— Start WORKING DATA —
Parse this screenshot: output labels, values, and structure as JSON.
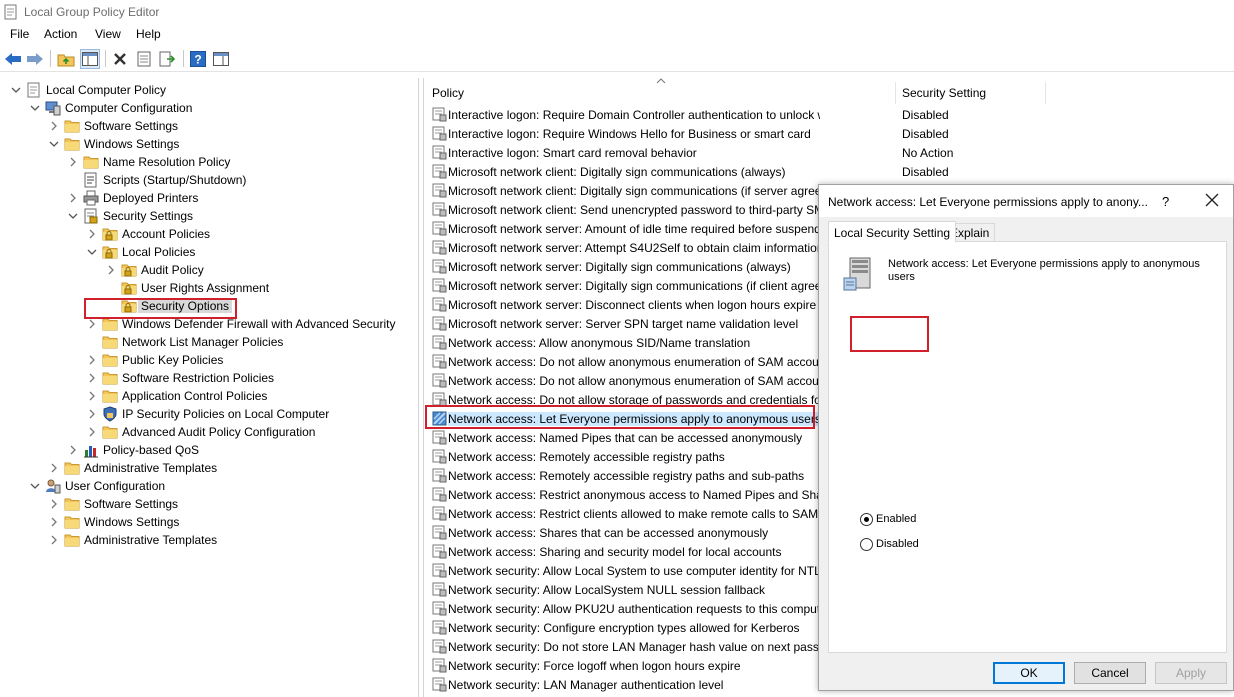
{
  "window": {
    "title": "Local Group Policy Editor"
  },
  "menu": [
    "File",
    "Action",
    "View",
    "Help"
  ],
  "tree": [
    {
      "label": "Local Computer Policy",
      "icon": "policy-doc-icon",
      "expanded": true
    },
    {
      "label": "Computer Configuration",
      "icon": "computer-icon",
      "expanded": true
    },
    {
      "label": "Software Settings",
      "icon": "folder-icon",
      "expanded": false
    },
    {
      "label": "Windows Settings",
      "icon": "folder-icon",
      "expanded": true
    },
    {
      "label": "Name Resolution Policy",
      "icon": "folder-icon",
      "expanded": false
    },
    {
      "label": "Scripts (Startup/Shutdown)",
      "icon": "script-icon",
      "expanded": null
    },
    {
      "label": "Deployed Printers",
      "icon": "printer-icon",
      "expanded": false
    },
    {
      "label": "Security Settings",
      "icon": "security-settings-icon",
      "expanded": true
    },
    {
      "label": "Account Policies",
      "icon": "locked-folder-icon",
      "expanded": false
    },
    {
      "label": "Local Policies",
      "icon": "locked-folder-icon",
      "expanded": true
    },
    {
      "label": "Audit Policy",
      "icon": "locked-folder-icon",
      "expanded": false
    },
    {
      "label": "User Rights Assignment",
      "icon": "locked-folder-icon",
      "expanded": null
    },
    {
      "label": "Security Options",
      "icon": "locked-folder-icon",
      "expanded": null,
      "selected": true
    },
    {
      "label": "Windows Defender Firewall with Advanced Security",
      "icon": "folder-icon",
      "expanded": false
    },
    {
      "label": "Network List Manager Policies",
      "icon": "folder-icon",
      "expanded": null
    },
    {
      "label": "Public Key Policies",
      "icon": "folder-icon",
      "expanded": false
    },
    {
      "label": "Software Restriction Policies",
      "icon": "folder-icon",
      "expanded": false
    },
    {
      "label": "Application Control Policies",
      "icon": "folder-icon",
      "expanded": false
    },
    {
      "label": "IP Security Policies on Local Computer",
      "icon": "ip-security-icon",
      "expanded": false
    },
    {
      "label": "Advanced Audit Policy Configuration",
      "icon": "folder-icon",
      "expanded": false
    },
    {
      "label": "Policy-based QoS",
      "icon": "qos-chart-icon",
      "expanded": false
    },
    {
      "label": "Administrative Templates",
      "icon": "folder-icon",
      "expanded": false
    },
    {
      "label": "User Configuration",
      "icon": "user-icon",
      "expanded": true
    },
    {
      "label": "Software Settings",
      "icon": "folder-icon",
      "expanded": false
    },
    {
      "label": "Windows Settings",
      "icon": "folder-icon",
      "expanded": false
    },
    {
      "label": "Administrative Templates",
      "icon": "folder-icon",
      "expanded": false
    }
  ],
  "list": {
    "columns": {
      "policy": "Policy",
      "setting": "Security Setting"
    },
    "rows": [
      {
        "policy": "Interactive logon: Require Domain Controller authentication to unlock workstation",
        "setting": "Disabled"
      },
      {
        "policy": "Interactive logon: Require Windows Hello for Business or smart card",
        "setting": "Disabled"
      },
      {
        "policy": "Interactive logon: Smart card removal behavior",
        "setting": "No Action"
      },
      {
        "policy": "Microsoft network client: Digitally sign communications (always)",
        "setting": "Disabled"
      },
      {
        "policy": "Microsoft network client: Digitally sign communications (if server agree",
        "setting": ""
      },
      {
        "policy": "Microsoft network client: Send unencrypted password to third-party SM",
        "setting": ""
      },
      {
        "policy": "Microsoft network server: Amount of idle time required before suspend",
        "setting": ""
      },
      {
        "policy": "Microsoft network server: Attempt S4U2Self to obtain claim information",
        "setting": ""
      },
      {
        "policy": "Microsoft network server: Digitally sign communications (always)",
        "setting": ""
      },
      {
        "policy": "Microsoft network server: Digitally sign communications (if client agree",
        "setting": ""
      },
      {
        "policy": "Microsoft network server: Disconnect clients when logon hours expire",
        "setting": ""
      },
      {
        "policy": "Microsoft network server: Server SPN target name validation level",
        "setting": ""
      },
      {
        "policy": "Network access: Allow anonymous SID/Name translation",
        "setting": ""
      },
      {
        "policy": "Network access: Do not allow anonymous enumeration of SAM accoun",
        "setting": ""
      },
      {
        "policy": "Network access: Do not allow anonymous enumeration of SAM accoun",
        "setting": ""
      },
      {
        "policy": "Network access: Do not allow storage of passwords and credentials for",
        "setting": ""
      },
      {
        "policy": "Network access: Let Everyone permissions apply to anonymous users",
        "setting": "",
        "selected": true
      },
      {
        "policy": "Network access: Named Pipes that can be accessed anonymously",
        "setting": ""
      },
      {
        "policy": "Network access: Remotely accessible registry paths",
        "setting": ""
      },
      {
        "policy": "Network access: Remotely accessible registry paths and sub-paths",
        "setting": ""
      },
      {
        "policy": "Network access: Restrict anonymous access to Named Pipes and Share",
        "setting": ""
      },
      {
        "policy": "Network access: Restrict clients allowed to make remote calls to SAM",
        "setting": ""
      },
      {
        "policy": "Network access: Shares that can be accessed anonymously",
        "setting": ""
      },
      {
        "policy": "Network access: Sharing and security model for local accounts",
        "setting": ""
      },
      {
        "policy": "Network security: Allow Local System to use computer identity for NTL",
        "setting": ""
      },
      {
        "policy": "Network security: Allow LocalSystem NULL session fallback",
        "setting": ""
      },
      {
        "policy": "Network security: Allow PKU2U authentication requests to this comput",
        "setting": ""
      },
      {
        "policy": "Network security: Configure encryption types allowed for Kerberos",
        "setting": ""
      },
      {
        "policy": "Network security: Do not store LAN Manager hash value on next passw",
        "setting": ""
      },
      {
        "policy": "Network security: Force logoff when logon hours expire",
        "setting": ""
      },
      {
        "policy": "Network security: LAN Manager authentication level",
        "setting": ""
      }
    ]
  },
  "dialog": {
    "title": "Network access: Let Everyone permissions apply to anony...",
    "help": "?",
    "tabs": [
      "Local Security Setting",
      "Explain"
    ],
    "policy_name": "Network access: Let Everyone permissions apply to anonymous users",
    "options": [
      {
        "label": "Enabled",
        "checked": true
      },
      {
        "label": "Disabled",
        "checked": false
      }
    ],
    "buttons": {
      "ok": "OK",
      "cancel": "Cancel",
      "apply": "Apply"
    }
  },
  "colors": {
    "highlight_box": "#d0202c",
    "selection": "#cce8ff",
    "folder": "#f3c55b",
    "toolbar_blue": "#2a6cc4"
  }
}
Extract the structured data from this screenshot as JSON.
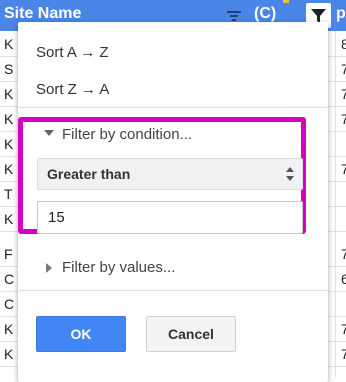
{
  "header": {
    "site_name": "Site Name",
    "col_c": "(C)",
    "col_p": "p"
  },
  "grid": {
    "col_a_chars": [
      "K",
      "S",
      "K",
      "K",
      "K",
      "K",
      "T",
      "K",
      "F",
      "C",
      "C",
      "K",
      "K"
    ],
    "col_b_chars": [
      "8",
      "7",
      "7",
      "7",
      "",
      "7",
      "",
      "",
      "7",
      "6",
      "",
      "7",
      "7"
    ]
  },
  "menu": {
    "sort_az": "Sort A → Z",
    "sort_za": "Sort Z → A",
    "filter_condition_label": "Filter by condition...",
    "condition_selected": "Greater than",
    "condition_value": "15",
    "filter_values_label": "Filter by values...",
    "ok_label": "OK",
    "cancel_label": "Cancel"
  },
  "colors": {
    "header_bg": "#4a86e8",
    "highlight": "#d400c4",
    "ok_bg": "#4285f4"
  }
}
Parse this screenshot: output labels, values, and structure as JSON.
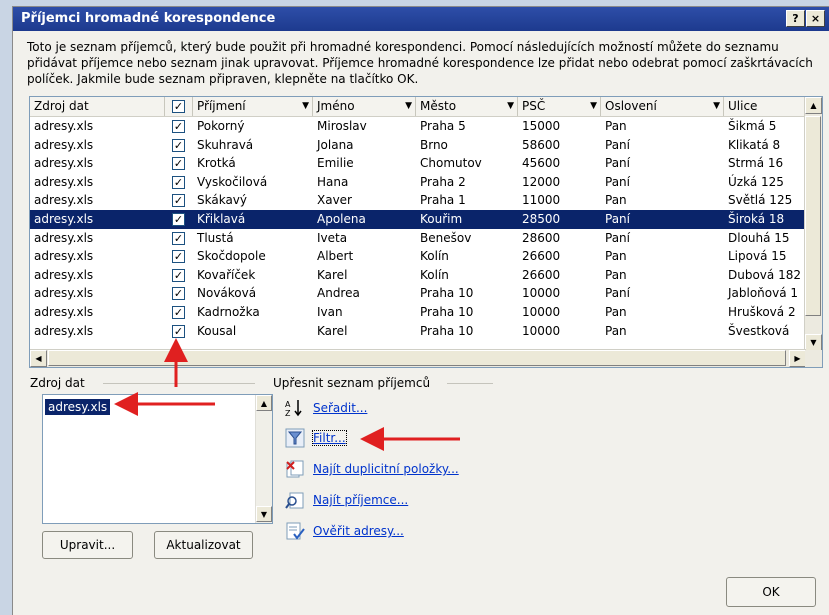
{
  "dialog": {
    "title": "Příjemci hromadné korespondence",
    "help_btn": "?",
    "close_btn": "×",
    "description": "Toto je seznam příjemců, který bude použit při hromadné korespondenci. Pomocí následujících možností můžete do seznamu přidávat příjemce nebo seznam jinak upravovat. Příjemce hromadné korespondence lze přidat nebo odebrat pomocí zaškrtávacích políček. Jakmile bude seznam připraven, klepněte na tlačítko OK."
  },
  "grid": {
    "columns": [
      "Zdroj dat",
      "✓",
      "Příjmení",
      "Jméno",
      "Město",
      "PSČ",
      "Oslovení",
      "Ulice"
    ],
    "rows": [
      {
        "src": "adresy.xls",
        "chk": "✓",
        "prijmeni": "Pokorný",
        "jmeno": "Miroslav",
        "mesto": "Praha 5",
        "psc": "15000",
        "osloveni": "Pan",
        "ulice": "Šikmá 5"
      },
      {
        "src": "adresy.xls",
        "chk": "✓",
        "prijmeni": "Skuhravá",
        "jmeno": "Jolana",
        "mesto": "Brno",
        "psc": "58600",
        "osloveni": "Paní",
        "ulice": "Klikatá 8"
      },
      {
        "src": "adresy.xls",
        "chk": "✓",
        "prijmeni": "Krotká",
        "jmeno": "Emilie",
        "mesto": "Chomutov",
        "psc": "45600",
        "osloveni": "Paní",
        "ulice": "Strmá 16"
      },
      {
        "src": "adresy.xls",
        "chk": "✓",
        "prijmeni": "Vyskočilová",
        "jmeno": "Hana",
        "mesto": "Praha 2",
        "psc": "12000",
        "osloveni": "Paní",
        "ulice": "Úzká 125"
      },
      {
        "src": "adresy.xls",
        "chk": "✓",
        "prijmeni": "Skákavý",
        "jmeno": "Xaver",
        "mesto": "Praha 1",
        "psc": "11000",
        "osloveni": "Pan",
        "ulice": "Světlá 125"
      },
      {
        "src": "adresy.xls",
        "chk": "✓",
        "prijmeni": "Křiklavá",
        "jmeno": "Apolena",
        "mesto": "Kouřim",
        "psc": "28500",
        "osloveni": "Paní",
        "ulice": "Široká 18",
        "selected": true
      },
      {
        "src": "adresy.xls",
        "chk": "✓",
        "prijmeni": "Tlustá",
        "jmeno": "Iveta",
        "mesto": "Benešov",
        "psc": "28600",
        "osloveni": "Paní",
        "ulice": "Dlouhá 15"
      },
      {
        "src": "adresy.xls",
        "chk": "✓",
        "prijmeni": "Skočdopole",
        "jmeno": "Albert",
        "mesto": "Kolín",
        "psc": "26600",
        "osloveni": "Pan",
        "ulice": "Lipová 15"
      },
      {
        "src": "adresy.xls",
        "chk": "✓",
        "prijmeni": "Kovaříček",
        "jmeno": "Karel",
        "mesto": "Kolín",
        "psc": "26600",
        "osloveni": "Pan",
        "ulice": "Dubová 182"
      },
      {
        "src": "adresy.xls",
        "chk": "✓",
        "prijmeni": "Nováková",
        "jmeno": "Andrea",
        "mesto": "Praha 10",
        "psc": "10000",
        "osloveni": "Paní",
        "ulice": "Jabloňová 1"
      },
      {
        "src": "adresy.xls",
        "chk": "✓",
        "prijmeni": "Kadrnožka",
        "jmeno": "Ivan",
        "mesto": "Praha 10",
        "psc": "10000",
        "osloveni": "Pan",
        "ulice": "Hrušková 2"
      },
      {
        "src": "adresy.xls",
        "chk": "✓",
        "prijmeni": "Kousal",
        "jmeno": "Karel",
        "mesto": "Praha 10",
        "psc": "10000",
        "osloveni": "Pan",
        "ulice": "Švestková"
      }
    ]
  },
  "source": {
    "label": "Zdroj dat",
    "items": [
      "adresy.xls"
    ],
    "edit_btn": "Upravit...",
    "refresh_btn": "Aktualizovat"
  },
  "refine": {
    "label": "Upřesnit seznam příjemců",
    "links": [
      "Seřadit...",
      "Filtr...",
      "Najít duplicitní položky...",
      "Najít příjemce...",
      "Ověřit adresy..."
    ],
    "icons": [
      "sort-az-icon",
      "filter-icon",
      "find-duplicates-icon",
      "find-recipient-icon",
      "validate-address-icon"
    ]
  },
  "ok_btn": "OK",
  "colors": {
    "accent": "#0a246a",
    "arrow": "#e02020",
    "link": "#0033cc"
  }
}
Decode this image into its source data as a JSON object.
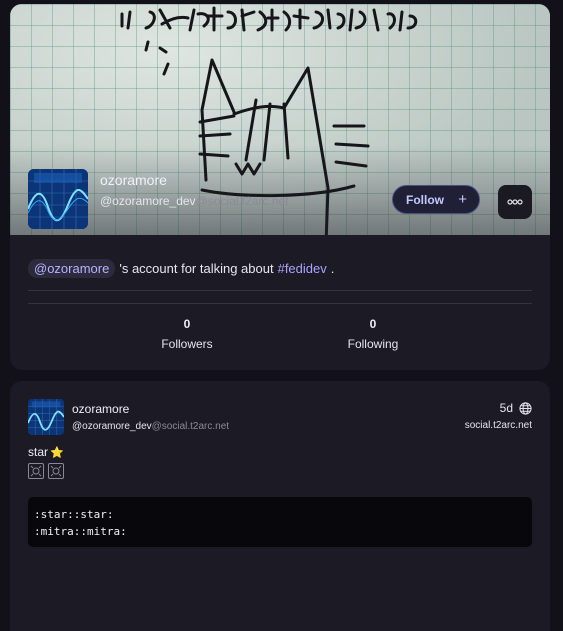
{
  "profile": {
    "display_name": "ozoramore",
    "handle_user": "@ozoramore_dev",
    "handle_host": "@social.t2arc.net",
    "follow_label": "Follow",
    "follow_icon": "plus-icon",
    "more_icon": "more-horizontal-icon",
    "bio": {
      "mention": "@ozoramore",
      "middle": "'s account for talking about",
      "hashtag": "#fedidev",
      "end": "."
    },
    "stats": [
      {
        "value": "0",
        "label": "Followers"
      },
      {
        "value": "0",
        "label": "Following"
      }
    ]
  },
  "post": {
    "display_name": "ozoramore",
    "handle_user": "@ozoramore_dev",
    "handle_host": "@social.t2arc.net",
    "time": "5d",
    "visibility_icon": "globe-icon",
    "instance": "social.t2arc.net",
    "text": "star",
    "star_emoji": "⭐",
    "code_lines": [
      ":star::star:",
      ":mitra::mitra:"
    ]
  },
  "colors": {
    "background": "#121018",
    "card": "#1c1a24",
    "accent": "#a9a4ff",
    "follow_border": "#4b4f88"
  }
}
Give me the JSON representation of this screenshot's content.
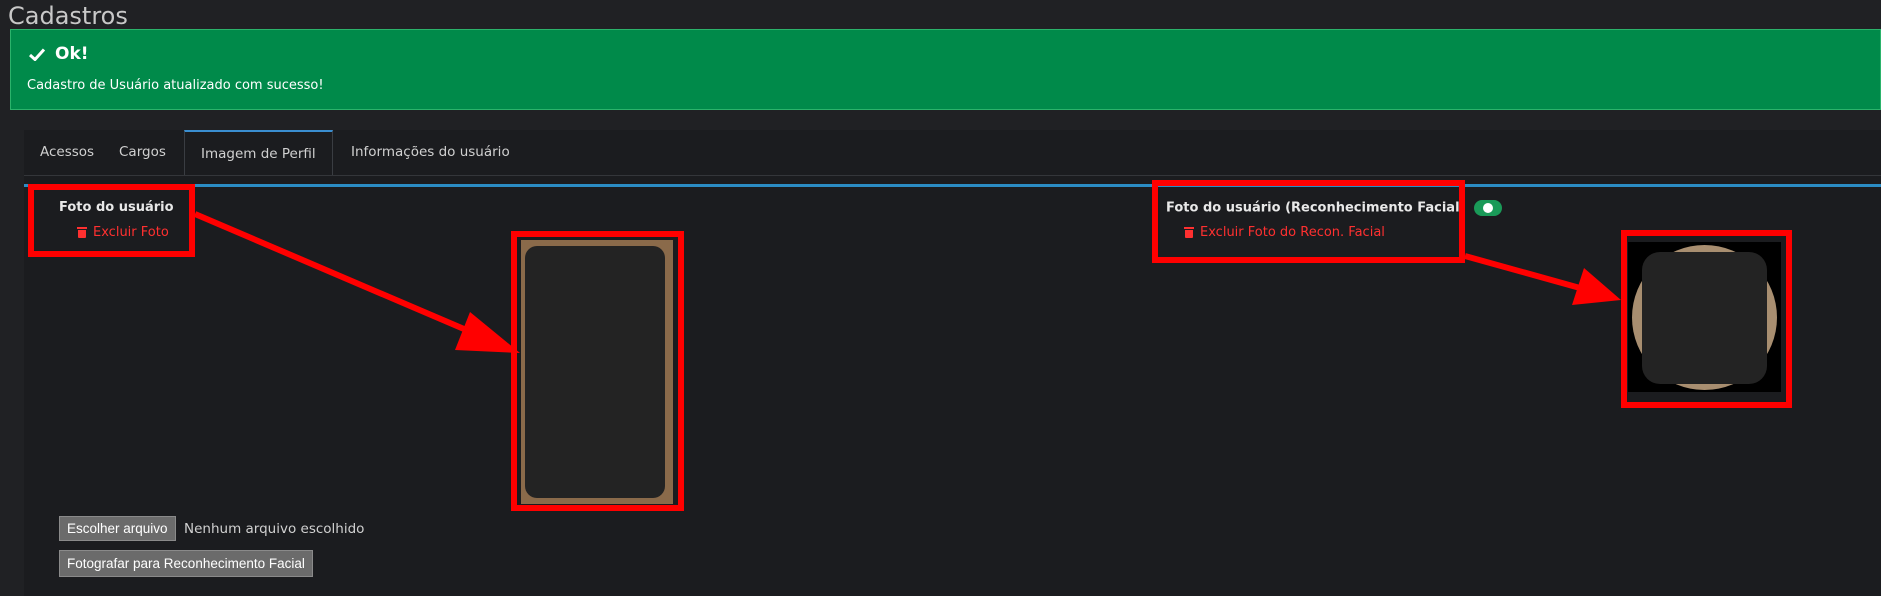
— End WORKING DATA —
CHALLENGE :: What is the number of lines in the listing that include the word "Microsoft"? Give that number and nothing else.

RESPONSE TO THE EXERCISE :: 9